Required task — Say how many lines contain the string "Thanh". Give no other output.

Excerpted records —
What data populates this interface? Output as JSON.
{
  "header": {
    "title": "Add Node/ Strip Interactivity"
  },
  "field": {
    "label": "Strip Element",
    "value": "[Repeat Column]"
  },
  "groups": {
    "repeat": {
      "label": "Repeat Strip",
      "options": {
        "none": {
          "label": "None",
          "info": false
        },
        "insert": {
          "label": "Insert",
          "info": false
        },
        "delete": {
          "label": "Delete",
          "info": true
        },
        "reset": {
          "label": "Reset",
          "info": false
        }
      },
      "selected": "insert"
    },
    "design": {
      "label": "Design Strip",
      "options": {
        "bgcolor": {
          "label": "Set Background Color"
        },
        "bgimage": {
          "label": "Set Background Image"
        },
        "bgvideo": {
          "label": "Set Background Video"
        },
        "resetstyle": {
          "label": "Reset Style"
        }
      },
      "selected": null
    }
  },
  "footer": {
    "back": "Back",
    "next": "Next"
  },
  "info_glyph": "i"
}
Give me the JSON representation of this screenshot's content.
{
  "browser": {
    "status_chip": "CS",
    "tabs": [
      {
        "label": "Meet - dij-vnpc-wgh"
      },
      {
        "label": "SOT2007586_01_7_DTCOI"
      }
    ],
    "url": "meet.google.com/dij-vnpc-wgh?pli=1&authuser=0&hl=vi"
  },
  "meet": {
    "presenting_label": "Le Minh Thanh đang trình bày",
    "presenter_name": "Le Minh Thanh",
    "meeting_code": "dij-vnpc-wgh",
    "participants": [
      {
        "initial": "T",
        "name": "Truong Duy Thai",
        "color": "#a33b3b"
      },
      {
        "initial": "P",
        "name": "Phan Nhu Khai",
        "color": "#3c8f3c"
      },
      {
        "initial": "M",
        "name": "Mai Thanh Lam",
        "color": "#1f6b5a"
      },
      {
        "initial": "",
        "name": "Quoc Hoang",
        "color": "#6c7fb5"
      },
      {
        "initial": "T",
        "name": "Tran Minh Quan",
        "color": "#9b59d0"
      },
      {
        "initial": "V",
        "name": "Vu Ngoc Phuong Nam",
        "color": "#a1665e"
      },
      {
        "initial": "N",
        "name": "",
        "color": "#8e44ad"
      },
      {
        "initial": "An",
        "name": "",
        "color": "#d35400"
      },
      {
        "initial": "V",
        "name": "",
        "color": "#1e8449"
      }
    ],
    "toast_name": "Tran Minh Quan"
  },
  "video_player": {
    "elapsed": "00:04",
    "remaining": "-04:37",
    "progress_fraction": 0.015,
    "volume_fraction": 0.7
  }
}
---
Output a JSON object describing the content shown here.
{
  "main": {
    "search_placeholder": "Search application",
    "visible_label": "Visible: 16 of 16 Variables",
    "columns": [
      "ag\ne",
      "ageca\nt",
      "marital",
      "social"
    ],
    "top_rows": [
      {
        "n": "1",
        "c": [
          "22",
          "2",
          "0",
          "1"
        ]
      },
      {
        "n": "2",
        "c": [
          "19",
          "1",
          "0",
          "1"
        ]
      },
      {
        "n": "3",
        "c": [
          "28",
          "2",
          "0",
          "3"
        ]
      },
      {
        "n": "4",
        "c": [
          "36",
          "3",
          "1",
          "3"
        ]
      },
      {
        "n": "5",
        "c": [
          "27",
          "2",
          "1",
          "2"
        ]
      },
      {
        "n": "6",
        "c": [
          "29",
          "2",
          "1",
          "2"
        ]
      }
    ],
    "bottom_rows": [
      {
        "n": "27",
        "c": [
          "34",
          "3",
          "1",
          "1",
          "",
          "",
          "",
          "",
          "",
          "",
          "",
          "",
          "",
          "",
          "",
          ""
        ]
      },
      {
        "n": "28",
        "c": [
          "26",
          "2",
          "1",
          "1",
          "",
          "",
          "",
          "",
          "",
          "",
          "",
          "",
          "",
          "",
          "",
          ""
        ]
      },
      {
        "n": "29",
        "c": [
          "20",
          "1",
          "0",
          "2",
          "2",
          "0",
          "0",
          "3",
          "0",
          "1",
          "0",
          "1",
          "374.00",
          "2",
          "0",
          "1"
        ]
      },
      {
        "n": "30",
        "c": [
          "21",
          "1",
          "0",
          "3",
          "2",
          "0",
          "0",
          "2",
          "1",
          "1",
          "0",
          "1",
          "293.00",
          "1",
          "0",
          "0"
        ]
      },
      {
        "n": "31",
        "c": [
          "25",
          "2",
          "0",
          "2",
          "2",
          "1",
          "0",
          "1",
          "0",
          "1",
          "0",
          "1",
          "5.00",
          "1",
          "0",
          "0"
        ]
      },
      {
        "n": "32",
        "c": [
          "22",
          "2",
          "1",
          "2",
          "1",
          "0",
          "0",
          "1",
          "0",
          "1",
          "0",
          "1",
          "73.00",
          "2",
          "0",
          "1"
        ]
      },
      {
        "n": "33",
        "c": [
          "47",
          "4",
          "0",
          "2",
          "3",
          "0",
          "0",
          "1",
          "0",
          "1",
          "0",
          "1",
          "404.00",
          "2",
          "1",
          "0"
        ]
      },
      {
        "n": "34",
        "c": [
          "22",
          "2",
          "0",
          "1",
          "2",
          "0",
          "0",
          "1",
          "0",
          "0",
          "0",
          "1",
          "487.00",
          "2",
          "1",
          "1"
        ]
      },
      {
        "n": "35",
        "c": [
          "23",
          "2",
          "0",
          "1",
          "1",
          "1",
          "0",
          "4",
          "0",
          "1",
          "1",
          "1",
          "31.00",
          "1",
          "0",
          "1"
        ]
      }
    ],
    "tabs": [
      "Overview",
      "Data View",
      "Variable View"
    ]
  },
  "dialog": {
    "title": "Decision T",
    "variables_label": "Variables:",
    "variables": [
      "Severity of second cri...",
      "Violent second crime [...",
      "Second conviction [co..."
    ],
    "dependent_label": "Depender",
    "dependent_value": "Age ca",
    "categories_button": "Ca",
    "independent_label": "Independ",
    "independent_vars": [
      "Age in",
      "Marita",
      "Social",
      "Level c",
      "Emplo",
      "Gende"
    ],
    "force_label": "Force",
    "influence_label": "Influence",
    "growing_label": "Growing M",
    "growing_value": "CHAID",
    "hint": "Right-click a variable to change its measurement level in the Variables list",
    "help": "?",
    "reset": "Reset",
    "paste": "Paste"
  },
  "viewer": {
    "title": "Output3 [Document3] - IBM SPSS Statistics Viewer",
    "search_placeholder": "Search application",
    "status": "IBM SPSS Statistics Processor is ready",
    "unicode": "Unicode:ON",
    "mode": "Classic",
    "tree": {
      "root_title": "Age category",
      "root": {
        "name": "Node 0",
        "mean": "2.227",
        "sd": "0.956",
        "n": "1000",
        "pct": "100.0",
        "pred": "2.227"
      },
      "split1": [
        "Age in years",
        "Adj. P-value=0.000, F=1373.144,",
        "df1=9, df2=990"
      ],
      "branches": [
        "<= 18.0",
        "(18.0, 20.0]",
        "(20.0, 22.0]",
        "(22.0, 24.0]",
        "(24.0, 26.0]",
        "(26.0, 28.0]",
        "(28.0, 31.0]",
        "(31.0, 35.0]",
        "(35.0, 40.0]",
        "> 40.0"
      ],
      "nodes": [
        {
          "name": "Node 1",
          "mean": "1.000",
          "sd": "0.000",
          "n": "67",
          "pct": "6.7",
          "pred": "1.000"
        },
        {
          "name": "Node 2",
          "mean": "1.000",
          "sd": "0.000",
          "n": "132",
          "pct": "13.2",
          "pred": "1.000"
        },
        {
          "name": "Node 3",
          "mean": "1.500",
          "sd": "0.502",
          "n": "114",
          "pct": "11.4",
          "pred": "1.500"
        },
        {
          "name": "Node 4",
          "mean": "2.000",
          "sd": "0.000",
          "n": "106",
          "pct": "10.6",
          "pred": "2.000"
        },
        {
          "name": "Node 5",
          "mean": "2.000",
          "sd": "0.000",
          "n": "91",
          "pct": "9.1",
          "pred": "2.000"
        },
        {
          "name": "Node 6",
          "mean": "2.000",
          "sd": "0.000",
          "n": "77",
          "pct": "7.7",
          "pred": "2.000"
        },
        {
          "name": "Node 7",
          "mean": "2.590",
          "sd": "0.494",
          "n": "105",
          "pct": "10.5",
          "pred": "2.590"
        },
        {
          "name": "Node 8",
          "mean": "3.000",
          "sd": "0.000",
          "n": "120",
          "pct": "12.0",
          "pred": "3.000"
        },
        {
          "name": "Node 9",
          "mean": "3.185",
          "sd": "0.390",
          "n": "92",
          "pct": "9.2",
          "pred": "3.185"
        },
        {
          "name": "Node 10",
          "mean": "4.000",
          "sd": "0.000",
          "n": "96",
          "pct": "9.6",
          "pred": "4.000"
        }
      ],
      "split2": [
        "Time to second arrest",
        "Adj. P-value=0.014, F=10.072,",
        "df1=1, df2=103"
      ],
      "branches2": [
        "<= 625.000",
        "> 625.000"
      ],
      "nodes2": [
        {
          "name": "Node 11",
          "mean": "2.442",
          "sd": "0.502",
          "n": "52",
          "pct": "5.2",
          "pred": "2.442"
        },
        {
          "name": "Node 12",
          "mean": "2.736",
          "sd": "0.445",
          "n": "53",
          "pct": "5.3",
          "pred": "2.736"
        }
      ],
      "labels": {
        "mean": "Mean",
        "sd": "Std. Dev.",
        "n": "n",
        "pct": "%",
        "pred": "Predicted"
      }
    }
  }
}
* * *
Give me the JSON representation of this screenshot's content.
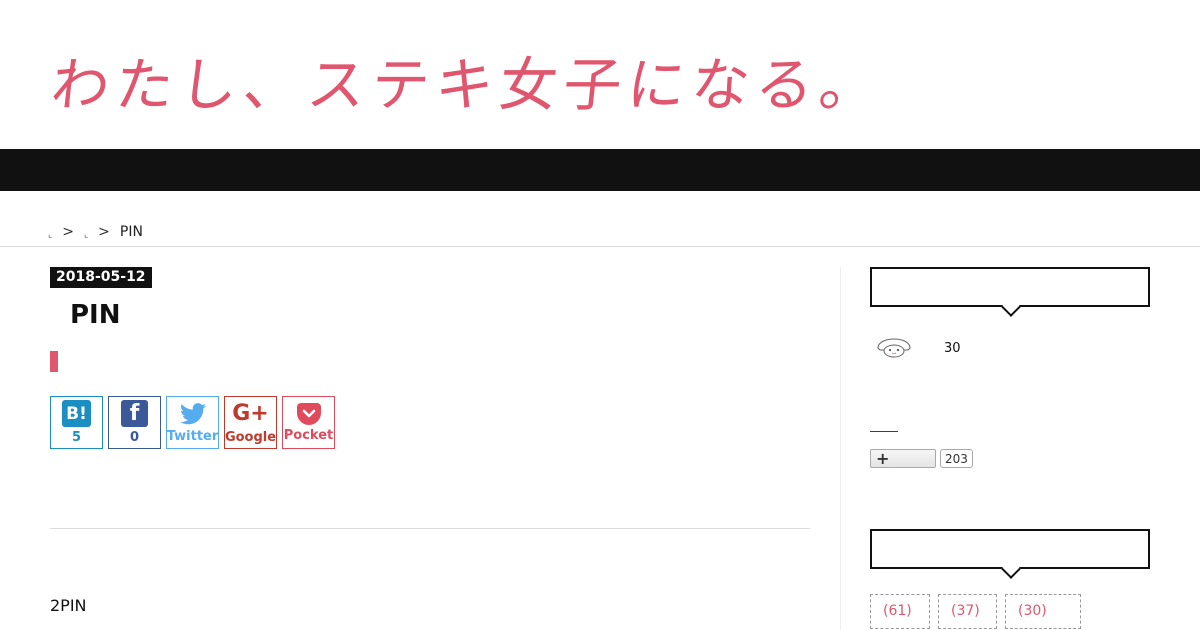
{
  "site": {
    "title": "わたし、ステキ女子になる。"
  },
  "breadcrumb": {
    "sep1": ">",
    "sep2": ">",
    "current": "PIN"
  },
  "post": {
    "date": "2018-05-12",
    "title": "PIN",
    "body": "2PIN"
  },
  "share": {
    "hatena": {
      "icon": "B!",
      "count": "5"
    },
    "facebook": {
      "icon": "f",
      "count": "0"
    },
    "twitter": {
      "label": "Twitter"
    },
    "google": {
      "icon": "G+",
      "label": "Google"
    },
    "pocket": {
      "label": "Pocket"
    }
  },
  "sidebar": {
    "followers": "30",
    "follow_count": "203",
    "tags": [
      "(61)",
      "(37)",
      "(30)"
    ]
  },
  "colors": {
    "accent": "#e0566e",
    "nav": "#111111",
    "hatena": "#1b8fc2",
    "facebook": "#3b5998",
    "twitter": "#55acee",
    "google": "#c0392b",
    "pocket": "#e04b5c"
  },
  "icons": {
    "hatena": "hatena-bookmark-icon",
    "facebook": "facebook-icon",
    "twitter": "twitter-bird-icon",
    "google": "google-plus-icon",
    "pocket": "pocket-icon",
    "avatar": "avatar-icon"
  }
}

Solution for this problem — 3